Problem: Format every row below as a JSON list of strings, with one string for each line and no entries for blank lines.
###
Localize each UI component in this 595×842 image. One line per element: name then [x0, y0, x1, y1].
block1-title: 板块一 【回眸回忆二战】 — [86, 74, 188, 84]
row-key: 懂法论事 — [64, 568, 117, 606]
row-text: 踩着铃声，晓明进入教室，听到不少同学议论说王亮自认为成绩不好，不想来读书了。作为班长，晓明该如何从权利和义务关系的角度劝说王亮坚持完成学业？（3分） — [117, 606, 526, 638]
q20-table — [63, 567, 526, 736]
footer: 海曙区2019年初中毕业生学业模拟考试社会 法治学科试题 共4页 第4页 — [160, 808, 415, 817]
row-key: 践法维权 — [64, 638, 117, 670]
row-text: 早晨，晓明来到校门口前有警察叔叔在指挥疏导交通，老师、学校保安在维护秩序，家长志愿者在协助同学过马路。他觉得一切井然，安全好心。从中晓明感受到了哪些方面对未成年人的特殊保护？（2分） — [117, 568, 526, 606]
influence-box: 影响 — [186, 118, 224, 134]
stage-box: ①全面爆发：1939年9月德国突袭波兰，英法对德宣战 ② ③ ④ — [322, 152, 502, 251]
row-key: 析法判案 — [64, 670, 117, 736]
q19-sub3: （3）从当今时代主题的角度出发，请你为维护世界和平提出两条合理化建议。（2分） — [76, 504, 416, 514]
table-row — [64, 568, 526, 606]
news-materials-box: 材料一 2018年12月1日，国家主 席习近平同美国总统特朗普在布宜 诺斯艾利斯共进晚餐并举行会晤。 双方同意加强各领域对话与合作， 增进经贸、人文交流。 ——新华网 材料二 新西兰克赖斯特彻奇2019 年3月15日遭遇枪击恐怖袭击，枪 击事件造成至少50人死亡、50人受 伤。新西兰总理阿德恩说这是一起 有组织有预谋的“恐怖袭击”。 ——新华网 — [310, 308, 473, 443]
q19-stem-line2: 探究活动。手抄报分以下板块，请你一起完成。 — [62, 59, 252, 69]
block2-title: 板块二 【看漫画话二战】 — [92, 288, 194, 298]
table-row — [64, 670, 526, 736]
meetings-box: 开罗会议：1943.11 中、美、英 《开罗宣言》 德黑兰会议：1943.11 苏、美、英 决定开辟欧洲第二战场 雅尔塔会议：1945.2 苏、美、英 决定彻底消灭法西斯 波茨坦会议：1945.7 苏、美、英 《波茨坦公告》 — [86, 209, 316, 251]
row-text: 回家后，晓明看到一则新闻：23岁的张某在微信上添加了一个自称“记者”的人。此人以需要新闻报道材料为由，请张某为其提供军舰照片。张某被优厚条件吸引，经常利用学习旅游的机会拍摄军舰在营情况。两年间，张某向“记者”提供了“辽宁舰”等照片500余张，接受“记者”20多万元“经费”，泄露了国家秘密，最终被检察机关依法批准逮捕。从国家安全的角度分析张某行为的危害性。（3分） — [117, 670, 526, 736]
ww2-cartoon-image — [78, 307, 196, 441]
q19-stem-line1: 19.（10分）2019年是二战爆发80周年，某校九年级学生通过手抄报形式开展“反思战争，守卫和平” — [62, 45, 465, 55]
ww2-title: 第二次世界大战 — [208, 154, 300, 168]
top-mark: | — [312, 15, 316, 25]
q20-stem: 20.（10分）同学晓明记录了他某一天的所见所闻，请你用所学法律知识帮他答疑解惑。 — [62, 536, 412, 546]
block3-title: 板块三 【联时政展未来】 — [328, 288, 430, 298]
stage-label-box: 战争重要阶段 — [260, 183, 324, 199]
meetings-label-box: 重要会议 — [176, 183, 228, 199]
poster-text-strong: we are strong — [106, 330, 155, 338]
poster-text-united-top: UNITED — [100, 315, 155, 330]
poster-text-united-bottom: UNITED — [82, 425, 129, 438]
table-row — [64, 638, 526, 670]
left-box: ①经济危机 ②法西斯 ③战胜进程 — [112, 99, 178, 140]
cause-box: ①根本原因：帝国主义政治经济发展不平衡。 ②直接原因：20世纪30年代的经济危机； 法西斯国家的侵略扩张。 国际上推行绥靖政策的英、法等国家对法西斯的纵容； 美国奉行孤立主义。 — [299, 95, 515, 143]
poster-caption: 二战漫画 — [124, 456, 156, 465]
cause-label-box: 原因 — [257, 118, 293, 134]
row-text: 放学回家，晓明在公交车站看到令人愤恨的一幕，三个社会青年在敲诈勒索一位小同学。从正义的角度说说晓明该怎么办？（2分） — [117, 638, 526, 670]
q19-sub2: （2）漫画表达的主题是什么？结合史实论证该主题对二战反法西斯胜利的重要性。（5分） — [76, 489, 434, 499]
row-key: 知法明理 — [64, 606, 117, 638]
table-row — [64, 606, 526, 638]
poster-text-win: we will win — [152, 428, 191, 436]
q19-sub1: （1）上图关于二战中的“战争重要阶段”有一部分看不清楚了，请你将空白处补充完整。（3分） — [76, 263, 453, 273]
###
Right answer:
[
  "Localize each UI component in this 595×842 image. One line per element: name then [x0, y0, x1, y1].",
  "block1-title: 板块一 【回眸回忆二战】 — [86, 74, 188, 84]",
  "row-key: 懂法论事 — [64, 568, 117, 606]",
  "row-text: 踩着铃声，晓明进入教室，听到不少同学议论说王亮自认为成绩不好，不想来读书了。作为班长，晓明该如何从权利和义务关系的角度劝说王亮坚持完成学业？（3分） — [117, 606, 526, 638]",
  "q20-table — [63, 567, 526, 736]",
  "footer: 海曙区2019年初中毕业生学业模拟考试社会 法治学科试题 共4页 第4页 — [160, 808, 415, 817]",
  "row-key: 践法维权 — [64, 638, 117, 670]",
  "row-text: 早晨，晓明来到校门口前有警察叔叔在指挥疏导交通，老师、学校保安在维护秩序，家长志愿者在协助同学过马路。他觉得一切井然，安全好心。从中晓明感受到了哪些方面对未成年人的特殊保护？（2分） — [117, 568, 526, 606]",
  "influence-box: 影响 — [186, 118, 224, 134]",
  "stage-box: ①全面爆发：1939年9月德国突袭波兰，英法对德宣战 ② ③ ④ — [322, 152, 502, 251]",
  "row-key: 析法判案 — [64, 670, 117, 736]",
  "q19-sub3: （3）从当今时代主题的角度出发，请你为维护世界和平提出两条合理化建议。（2分） — [76, 504, 416, 514]",
  "table-row — [64, 568, 526, 606]",
  "news-materials-box: 材料一 2018年12月1日，国家主 席习近平同美国总统特朗普在布宜 诺斯艾利斯共进晚餐并举行会晤。 双方同意加强各领域对话与合作， 增进经贸、人文交流。 ——新华网 材料二 新西兰克赖斯特彻奇2019 年3月15日遭遇枪击恐怖袭击，枪 击事件造成至少50人死亡、50人受 伤。新西兰总理阿德恩说这是一起 有组织有预谋的“恐怖袭击”。 ——新华网 — [310, 308, 473, 443]",
  "q19-stem-line2: 探究活动。手抄报分以下板块，请你一起完成。 — [62, 59, 252, 69]",
  "block2-title: 板块二 【看漫画话二战】 — [92, 288, 194, 298]",
  "table-row — [64, 670, 526, 736]",
  "meetings-box: 开罗会议：1943.11 中、美、英 《开罗宣言》 德黑兰会议：1943.11 苏、美、英 决定开辟欧洲第二战场 雅尔塔会议：1945.2 苏、美、英 决定彻底消灭法西斯 波茨坦会议：1945.7 苏、美、英 《波茨坦公告》 — [86, 209, 316, 251]",
  "row-text: 回家后，晓明看到一则新闻：23岁的张某在微信上添加了一个自称“记者”的人。此人以需要新闻报道材料为由，请张某为其提供军舰照片。张某被优厚条件吸引，经常利用学习旅游的机会拍摄军舰在营情况。两年间，张某向“记者”提供了“辽宁舰”等照片500余张，接受“记者”20多万元“经费”，泄露了国家秘密，最终被检察机关依法批准逮捕。从国家安全的角度分析张某行为的危害性。（3分） — [117, 670, 526, 736]",
  "ww2-cartoon-image — [78, 307, 196, 441]",
  "q19-stem-line1: 19.（10分）2019年是二战爆发80周年，某校九年级学生通过手抄报形式开展“反思战争，守卫和平” — [62, 45, 465, 55]",
  "ww2-title: 第二次世界大战 — [208, 154, 300, 168]",
  "top-mark: | — [312, 15, 316, 25]",
  "q20-stem: 20.（10分）同学晓明记录了他某一天的所见所闻，请你用所学法律知识帮他答疑解惑。 — [62, 536, 412, 546]",
  "block3-title: 板块三 【联时政展未来】 — [328, 288, 430, 298]",
  "stage-label-box: 战争重要阶段 — [260, 183, 324, 199]",
  "meetings-label-box: 重要会议 — [176, 183, 228, 199]",
  "poster-text-strong: we are strong — [106, 330, 155, 338]",
  "poster-text-united-top: UNITED — [100, 315, 155, 330]",
  "poster-text-united-bottom: UNITED — [82, 425, 129, 438]",
  "table-row — [64, 638, 526, 670]",
  "left-box: ①经济危机 ②法西斯 ③战胜进程 — [112, 99, 178, 140]",
  "cause-box: ①根本原因：帝国主义政治经济发展不平衡。 ②直接原因：20世纪30年代的经济危机； 法西斯国家的侵略扩张。 国际上推行绥靖政策的英、法等国家对法西斯的纵容； 美国奉行孤立主义。 — [299, 95, 515, 143]",
  "poster-caption: 二战漫画 — [124, 456, 156, 465]",
  "cause-label-box: 原因 — [257, 118, 293, 134]",
  "row-text: 放学回家，晓明在公交车站看到令人愤恨的一幕，三个社会青年在敲诈勒索一位小同学。从正义的角度说说晓明该怎么办？（2分） — [117, 638, 526, 670]",
  "q19-sub2: （2）漫画表达的主题是什么？结合史实论证该主题对二战反法西斯胜利的重要性。（5分） — [76, 489, 434, 499]",
  "row-key: 知法明理 — [64, 606, 117, 638]",
  "table-row — [64, 606, 526, 638]",
  "poster-text-win: we will win — [152, 428, 191, 436]",
  "q19-sub1: （1）上图关于二战中的“战争重要阶段”有一部分看不清楚了，请你将空白处补充完整。（3分） — [76, 263, 453, 273]"
]